■ **Prompt**:
Leave out the pictures and copy everything else in the entries exactly.

[Dataset records]
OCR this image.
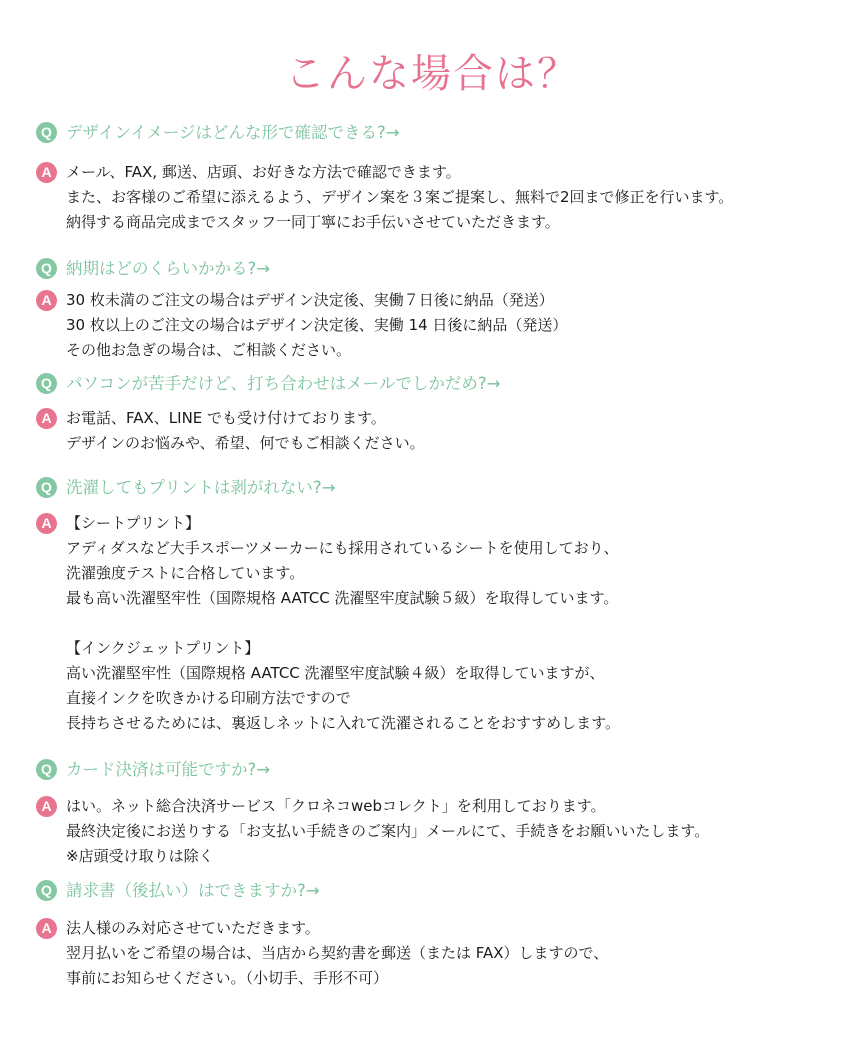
こんな場合は？
Q デザインイメージはどんな形で確認できる?→
A メール、FAX, 郵送、店頭、お好きな方法で確認できます。
また、お客様のご希望に添えるよう、デザイン案を３案ご提案し、無料で2回まで修正を行います。
納得する商品完成までスタッフ一同丁寧にお手伝いさせていただきます。
Q 納期はどのくらいかかる?→
A 30 枚未満のご注文の場合はデザイン決定後、実働７日後に納品（発送）
30 枚以上のご注文の場合はデザイン決定後、実働 14 日後に納品（発送）
その他お急ぎの場合は、ご相談ください。
Q パソコンが苦手だけど、打ち合わせはメールでしかだめ?→
A お電話、FAX、LINE でも受け付けております。
デザインのお悩みや、希望、何でもご相談ください。
Q 洗濯してもプリントは剥がれない?→
A 【シートプリント】
アディダスなど大手スポーツメーカーにも採用されているシートを使用しており、
洗濯強度テストに合格しています。
最も高い洗濯堅牢性（国際規格 AATCC 洗濯堅牢度試験５級）を取得しています。
【インクジェットプリント】
高い洗濯堅牢性（国際規格 AATCC 洗濯堅牢度試験４級）を取得していますが、
直接インクを吹きかける印刷方法ですので
長持ちさせるためには、裏返しネットに入れて洗濯されることをおすすめします。
Q カード決済は可能ですか?→
A はい。ネット総合決済サービス「クロネコwebコレクト」を利用しております。
最終決定後にお送りする「お支払い手続きのご案内」メールにて、手続きをお願いいたします。
※店頭受け取りは除く
Q 請求書（後払い）はできますか?→
A 法人様のみ対応させていただきます。
翌月払いをご希望の場合は、当店から契約書を郵送（または FAX）しますので、
事前にお知らせください。（小切手、手形不可）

■ **Written response**:
OCR this image.
こんな場合は？
Q デザインイメージはどんな形で確認できる?→
A メール、FAX, 郵送、店頭、お好きな方法で確認できます。
また、お客様のご希望に添えるよう、デザイン案を３案ご提案し、無料で2回まで修正を行います。
納得する商品完成までスタッフ一同丁寧にお手伝いさせていただきます。
Q 納期はどのくらいかかる?→
A 30 枚未満のご注文の場合はデザイン決定後、実働７日後に納品（発送）
30 枚以上のご注文の場合はデザイン決定後、実働 14 日後に納品（発送）
その他お急ぎの場合は、ご相談ください。
Q パソコンが苦手だけど、打ち合わせはメールでしかだめ?→
A お電話、FAX、LINE でも受け付けております。
デザインのお悩みや、希望、何でもご相談ください。
Q 洗濯してもプリントは剥がれない?→
A 【シートプリント】
アディダスなど大手スポーツメーカーにも採用されているシートを使用しており、
洗濯強度テストに合格しています。
最も高い洗濯堅牢性（国際規格 AATCC 洗濯堅牢度試験５級）を取得しています。
【インクジェットプリント】
高い洗濯堅牢性（国際規格 AATCC 洗濯堅牢度試験４級）を取得していますが、
直接インクを吹きかける印刷方法ですので
長持ちさせるためには、裏返しネットに入れて洗濯されることをおすすめします。
Q カード決済は可能ですか?→
A はい。ネット総合決済サービス「クロネコwebコレクト」を利用しております。
最終決定後にお送りする「お支払い手続きのご案内」メールにて、手続きをお願いいたします。
※店頭受け取りは除く
Q 請求書（後払い）はできますか?→
A 法人様のみ対応させていただきます。
翌月払いをご希望の場合は、当店から契約書を郵送（または FAX）しますので、
事前にお知らせください。（小切手、手形不可）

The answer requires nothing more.